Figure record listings
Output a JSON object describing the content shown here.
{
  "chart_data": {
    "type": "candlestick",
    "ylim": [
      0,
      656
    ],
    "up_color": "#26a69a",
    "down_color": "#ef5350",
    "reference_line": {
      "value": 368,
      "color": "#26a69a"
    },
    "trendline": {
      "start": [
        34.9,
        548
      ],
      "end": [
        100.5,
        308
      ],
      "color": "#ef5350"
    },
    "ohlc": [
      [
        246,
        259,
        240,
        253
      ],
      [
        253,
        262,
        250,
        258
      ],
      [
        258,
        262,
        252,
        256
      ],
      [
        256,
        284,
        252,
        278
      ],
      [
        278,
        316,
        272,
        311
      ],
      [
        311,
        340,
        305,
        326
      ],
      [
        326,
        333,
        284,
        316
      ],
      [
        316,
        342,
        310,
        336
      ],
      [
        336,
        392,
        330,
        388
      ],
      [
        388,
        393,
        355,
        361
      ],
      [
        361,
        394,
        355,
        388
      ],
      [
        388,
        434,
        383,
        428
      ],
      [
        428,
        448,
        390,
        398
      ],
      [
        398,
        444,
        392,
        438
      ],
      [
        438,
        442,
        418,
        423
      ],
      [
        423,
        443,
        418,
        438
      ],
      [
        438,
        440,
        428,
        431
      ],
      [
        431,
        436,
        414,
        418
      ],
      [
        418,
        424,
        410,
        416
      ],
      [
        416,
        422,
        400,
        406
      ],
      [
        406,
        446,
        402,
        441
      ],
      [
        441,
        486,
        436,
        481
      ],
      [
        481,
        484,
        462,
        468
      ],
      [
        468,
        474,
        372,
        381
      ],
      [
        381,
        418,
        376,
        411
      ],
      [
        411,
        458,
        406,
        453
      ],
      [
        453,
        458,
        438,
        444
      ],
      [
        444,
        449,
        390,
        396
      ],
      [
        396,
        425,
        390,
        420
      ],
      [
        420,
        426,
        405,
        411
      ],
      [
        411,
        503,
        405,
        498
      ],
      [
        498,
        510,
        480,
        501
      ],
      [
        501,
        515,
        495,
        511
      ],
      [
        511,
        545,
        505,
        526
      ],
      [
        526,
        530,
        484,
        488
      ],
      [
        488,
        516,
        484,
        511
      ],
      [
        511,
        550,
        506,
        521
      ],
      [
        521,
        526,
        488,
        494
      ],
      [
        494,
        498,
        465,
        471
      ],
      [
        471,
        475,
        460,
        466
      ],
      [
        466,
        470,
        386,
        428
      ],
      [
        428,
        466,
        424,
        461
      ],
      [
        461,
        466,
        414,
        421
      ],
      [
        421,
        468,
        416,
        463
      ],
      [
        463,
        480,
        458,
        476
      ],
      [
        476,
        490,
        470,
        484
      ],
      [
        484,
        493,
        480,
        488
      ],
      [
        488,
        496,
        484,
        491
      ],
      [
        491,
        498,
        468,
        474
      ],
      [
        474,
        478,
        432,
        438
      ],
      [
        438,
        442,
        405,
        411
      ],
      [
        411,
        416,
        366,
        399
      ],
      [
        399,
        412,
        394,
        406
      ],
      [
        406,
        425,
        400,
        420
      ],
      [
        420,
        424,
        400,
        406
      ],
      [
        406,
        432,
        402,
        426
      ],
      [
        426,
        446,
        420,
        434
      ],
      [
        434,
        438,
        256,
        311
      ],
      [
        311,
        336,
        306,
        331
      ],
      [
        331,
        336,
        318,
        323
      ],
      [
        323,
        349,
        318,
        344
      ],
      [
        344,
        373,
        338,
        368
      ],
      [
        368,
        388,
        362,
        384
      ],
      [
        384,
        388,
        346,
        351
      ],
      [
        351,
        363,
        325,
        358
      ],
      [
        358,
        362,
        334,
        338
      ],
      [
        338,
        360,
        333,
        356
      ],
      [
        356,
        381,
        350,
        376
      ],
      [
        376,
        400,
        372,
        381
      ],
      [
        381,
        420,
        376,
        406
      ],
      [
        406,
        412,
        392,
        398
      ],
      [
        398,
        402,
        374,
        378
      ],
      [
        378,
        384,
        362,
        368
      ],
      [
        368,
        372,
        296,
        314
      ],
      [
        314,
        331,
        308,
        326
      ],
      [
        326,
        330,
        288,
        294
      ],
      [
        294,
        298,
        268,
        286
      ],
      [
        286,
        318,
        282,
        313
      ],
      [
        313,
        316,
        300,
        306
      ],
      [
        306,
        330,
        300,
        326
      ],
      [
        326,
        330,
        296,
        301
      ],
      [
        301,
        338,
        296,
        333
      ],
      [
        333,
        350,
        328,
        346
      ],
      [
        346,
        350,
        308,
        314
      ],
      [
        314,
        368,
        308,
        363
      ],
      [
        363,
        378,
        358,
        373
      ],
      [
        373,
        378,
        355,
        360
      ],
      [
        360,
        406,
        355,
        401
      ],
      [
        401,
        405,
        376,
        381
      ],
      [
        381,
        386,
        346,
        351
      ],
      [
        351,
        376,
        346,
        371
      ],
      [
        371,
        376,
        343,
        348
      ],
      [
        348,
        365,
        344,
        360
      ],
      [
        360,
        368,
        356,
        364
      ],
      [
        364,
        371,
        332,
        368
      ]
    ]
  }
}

**Directions for this task**
Make an exact copy of the data above.

**Result of this exercise**
Output a JSON object describing the content shown here.
{
  "chart_data": {
    "type": "candlestick",
    "ylim": [
      0,
      656
    ],
    "up_color": "#26a69a",
    "down_color": "#ef5350",
    "reference_line": {
      "value": 368,
      "color": "#26a69a"
    },
    "trendline": {
      "start": [
        34.9,
        548
      ],
      "end": [
        100.5,
        308
      ],
      "color": "#ef5350"
    },
    "ohlc": [
      [
        246,
        259,
        240,
        253
      ],
      [
        253,
        262,
        250,
        258
      ],
      [
        258,
        262,
        252,
        256
      ],
      [
        256,
        284,
        252,
        278
      ],
      [
        278,
        316,
        272,
        311
      ],
      [
        311,
        340,
        305,
        326
      ],
      [
        326,
        333,
        284,
        316
      ],
      [
        316,
        342,
        310,
        336
      ],
      [
        336,
        392,
        330,
        388
      ],
      [
        388,
        393,
        355,
        361
      ],
      [
        361,
        394,
        355,
        388
      ],
      [
        388,
        434,
        383,
        428
      ],
      [
        428,
        448,
        390,
        398
      ],
      [
        398,
        444,
        392,
        438
      ],
      [
        438,
        442,
        418,
        423
      ],
      [
        423,
        443,
        418,
        438
      ],
      [
        438,
        440,
        428,
        431
      ],
      [
        431,
        436,
        414,
        418
      ],
      [
        418,
        424,
        410,
        416
      ],
      [
        416,
        422,
        400,
        406
      ],
      [
        406,
        446,
        402,
        441
      ],
      [
        441,
        486,
        436,
        481
      ],
      [
        481,
        484,
        462,
        468
      ],
      [
        468,
        474,
        372,
        381
      ],
      [
        381,
        418,
        376,
        411
      ],
      [
        411,
        458,
        406,
        453
      ],
      [
        453,
        458,
        438,
        444
      ],
      [
        444,
        449,
        390,
        396
      ],
      [
        396,
        425,
        390,
        420
      ],
      [
        420,
        426,
        405,
        411
      ],
      [
        411,
        503,
        405,
        498
      ],
      [
        498,
        510,
        480,
        501
      ],
      [
        501,
        515,
        495,
        511
      ],
      [
        511,
        545,
        505,
        526
      ],
      [
        526,
        530,
        484,
        488
      ],
      [
        488,
        516,
        484,
        511
      ],
      [
        511,
        550,
        506,
        521
      ],
      [
        521,
        526,
        488,
        494
      ],
      [
        494,
        498,
        465,
        471
      ],
      [
        471,
        475,
        460,
        466
      ],
      [
        466,
        470,
        386,
        428
      ],
      [
        428,
        466,
        424,
        461
      ],
      [
        461,
        466,
        414,
        421
      ],
      [
        421,
        468,
        416,
        463
      ],
      [
        463,
        480,
        458,
        476
      ],
      [
        476,
        490,
        470,
        484
      ],
      [
        484,
        493,
        480,
        488
      ],
      [
        488,
        496,
        484,
        491
      ],
      [
        491,
        498,
        468,
        474
      ],
      [
        474,
        478,
        432,
        438
      ],
      [
        438,
        442,
        405,
        411
      ],
      [
        411,
        416,
        366,
        399
      ],
      [
        399,
        412,
        394,
        406
      ],
      [
        406,
        425,
        400,
        420
      ],
      [
        420,
        424,
        400,
        406
      ],
      [
        406,
        432,
        402,
        426
      ],
      [
        426,
        446,
        420,
        434
      ],
      [
        434,
        438,
        256,
        311
      ],
      [
        311,
        336,
        306,
        331
      ],
      [
        331,
        336,
        318,
        323
      ],
      [
        323,
        349,
        318,
        344
      ],
      [
        344,
        373,
        338,
        368
      ],
      [
        368,
        388,
        362,
        384
      ],
      [
        384,
        388,
        346,
        351
      ],
      [
        351,
        363,
        325,
        358
      ],
      [
        358,
        362,
        334,
        338
      ],
      [
        338,
        360,
        333,
        356
      ],
      [
        356,
        381,
        350,
        376
      ],
      [
        376,
        400,
        372,
        381
      ],
      [
        381,
        420,
        376,
        406
      ],
      [
        406,
        412,
        392,
        398
      ],
      [
        398,
        402,
        374,
        378
      ],
      [
        378,
        384,
        362,
        368
      ],
      [
        368,
        372,
        296,
        314
      ],
      [
        314,
        331,
        308,
        326
      ],
      [
        326,
        330,
        288,
        294
      ],
      [
        294,
        298,
        268,
        286
      ],
      [
        286,
        318,
        282,
        313
      ],
      [
        313,
        316,
        300,
        306
      ],
      [
        306,
        330,
        300,
        326
      ],
      [
        326,
        330,
        296,
        301
      ],
      [
        301,
        338,
        296,
        333
      ],
      [
        333,
        350,
        328,
        346
      ],
      [
        346,
        350,
        308,
        314
      ],
      [
        314,
        368,
        308,
        363
      ],
      [
        363,
        378,
        358,
        373
      ],
      [
        373,
        378,
        355,
        360
      ],
      [
        360,
        406,
        355,
        401
      ],
      [
        401,
        405,
        376,
        381
      ],
      [
        381,
        386,
        346,
        351
      ],
      [
        351,
        376,
        346,
        371
      ],
      [
        371,
        376,
        343,
        348
      ],
      [
        348,
        365,
        344,
        360
      ],
      [
        360,
        368,
        356,
        364
      ],
      [
        364,
        371,
        332,
        368
      ]
    ]
  }
}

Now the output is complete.